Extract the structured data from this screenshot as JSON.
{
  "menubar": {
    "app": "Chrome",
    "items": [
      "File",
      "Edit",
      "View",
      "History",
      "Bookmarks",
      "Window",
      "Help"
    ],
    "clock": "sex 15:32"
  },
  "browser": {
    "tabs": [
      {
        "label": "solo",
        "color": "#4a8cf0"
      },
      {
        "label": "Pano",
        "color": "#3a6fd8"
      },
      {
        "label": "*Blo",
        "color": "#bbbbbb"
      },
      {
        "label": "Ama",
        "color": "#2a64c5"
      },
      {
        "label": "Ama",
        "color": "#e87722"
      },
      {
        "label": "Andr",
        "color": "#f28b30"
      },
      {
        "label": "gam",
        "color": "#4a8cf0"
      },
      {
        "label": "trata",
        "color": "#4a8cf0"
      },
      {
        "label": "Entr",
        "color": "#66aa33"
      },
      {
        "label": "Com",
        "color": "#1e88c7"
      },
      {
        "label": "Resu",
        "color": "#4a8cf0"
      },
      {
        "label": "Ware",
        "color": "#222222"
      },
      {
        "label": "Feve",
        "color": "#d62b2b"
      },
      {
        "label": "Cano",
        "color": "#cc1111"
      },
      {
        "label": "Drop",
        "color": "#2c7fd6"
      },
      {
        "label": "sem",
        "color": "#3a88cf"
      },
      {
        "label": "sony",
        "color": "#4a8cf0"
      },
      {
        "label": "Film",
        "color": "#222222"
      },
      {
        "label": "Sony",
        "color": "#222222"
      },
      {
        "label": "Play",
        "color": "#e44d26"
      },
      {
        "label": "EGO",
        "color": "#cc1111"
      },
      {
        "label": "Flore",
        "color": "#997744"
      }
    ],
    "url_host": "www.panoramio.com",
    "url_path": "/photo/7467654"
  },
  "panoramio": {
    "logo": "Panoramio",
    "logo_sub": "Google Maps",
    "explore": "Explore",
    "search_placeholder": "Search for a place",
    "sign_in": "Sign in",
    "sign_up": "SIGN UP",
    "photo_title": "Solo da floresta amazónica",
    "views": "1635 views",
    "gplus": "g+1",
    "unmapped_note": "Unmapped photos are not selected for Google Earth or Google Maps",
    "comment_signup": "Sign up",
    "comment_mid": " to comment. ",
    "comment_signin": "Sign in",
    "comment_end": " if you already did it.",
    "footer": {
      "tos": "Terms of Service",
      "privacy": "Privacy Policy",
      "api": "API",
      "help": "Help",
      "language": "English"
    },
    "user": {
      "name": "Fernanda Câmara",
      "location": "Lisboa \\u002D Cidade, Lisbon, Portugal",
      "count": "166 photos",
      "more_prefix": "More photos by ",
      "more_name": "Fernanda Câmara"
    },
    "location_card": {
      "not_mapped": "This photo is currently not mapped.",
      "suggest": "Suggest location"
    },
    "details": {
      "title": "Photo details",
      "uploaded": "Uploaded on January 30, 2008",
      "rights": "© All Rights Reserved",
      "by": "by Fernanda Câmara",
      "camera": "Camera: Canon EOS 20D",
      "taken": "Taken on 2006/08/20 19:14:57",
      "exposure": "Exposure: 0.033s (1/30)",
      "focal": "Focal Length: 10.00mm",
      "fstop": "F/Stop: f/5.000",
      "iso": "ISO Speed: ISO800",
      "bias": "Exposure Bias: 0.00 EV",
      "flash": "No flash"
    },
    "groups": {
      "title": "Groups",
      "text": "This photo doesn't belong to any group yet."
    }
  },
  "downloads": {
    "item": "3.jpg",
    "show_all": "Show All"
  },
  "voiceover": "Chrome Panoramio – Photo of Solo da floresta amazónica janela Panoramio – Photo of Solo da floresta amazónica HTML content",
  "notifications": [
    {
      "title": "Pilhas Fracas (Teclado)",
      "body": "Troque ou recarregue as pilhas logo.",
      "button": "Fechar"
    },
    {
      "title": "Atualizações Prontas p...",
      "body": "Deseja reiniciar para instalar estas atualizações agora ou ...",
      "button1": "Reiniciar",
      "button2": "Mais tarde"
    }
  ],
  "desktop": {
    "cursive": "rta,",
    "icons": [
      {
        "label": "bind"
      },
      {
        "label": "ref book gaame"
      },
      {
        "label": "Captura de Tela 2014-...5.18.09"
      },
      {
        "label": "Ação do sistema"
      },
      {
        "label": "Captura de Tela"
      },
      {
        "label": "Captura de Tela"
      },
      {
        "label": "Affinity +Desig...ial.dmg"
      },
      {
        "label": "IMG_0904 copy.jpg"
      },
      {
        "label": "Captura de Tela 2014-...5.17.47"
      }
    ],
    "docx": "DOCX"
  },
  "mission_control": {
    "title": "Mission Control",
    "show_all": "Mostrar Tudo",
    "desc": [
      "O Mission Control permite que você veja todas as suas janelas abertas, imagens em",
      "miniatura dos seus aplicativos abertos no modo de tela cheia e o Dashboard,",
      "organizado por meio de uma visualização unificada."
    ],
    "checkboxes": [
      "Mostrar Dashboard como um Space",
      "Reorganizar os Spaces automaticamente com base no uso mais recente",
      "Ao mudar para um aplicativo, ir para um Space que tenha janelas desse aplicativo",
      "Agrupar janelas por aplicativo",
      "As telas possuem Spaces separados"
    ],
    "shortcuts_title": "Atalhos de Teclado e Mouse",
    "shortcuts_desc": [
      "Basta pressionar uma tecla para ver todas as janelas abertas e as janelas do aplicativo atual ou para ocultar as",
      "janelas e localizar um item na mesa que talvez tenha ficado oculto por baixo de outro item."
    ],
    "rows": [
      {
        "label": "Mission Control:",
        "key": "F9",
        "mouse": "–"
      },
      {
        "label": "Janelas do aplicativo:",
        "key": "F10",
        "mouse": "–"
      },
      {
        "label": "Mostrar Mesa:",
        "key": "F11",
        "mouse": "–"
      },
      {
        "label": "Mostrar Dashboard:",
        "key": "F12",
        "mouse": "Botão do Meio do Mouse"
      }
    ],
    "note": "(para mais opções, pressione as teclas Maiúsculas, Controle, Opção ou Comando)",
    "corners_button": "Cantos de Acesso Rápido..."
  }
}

### Problem details
Lines holding the word "Maps" should be counted across the entries; state only how many there are.

### Response to this exercise
2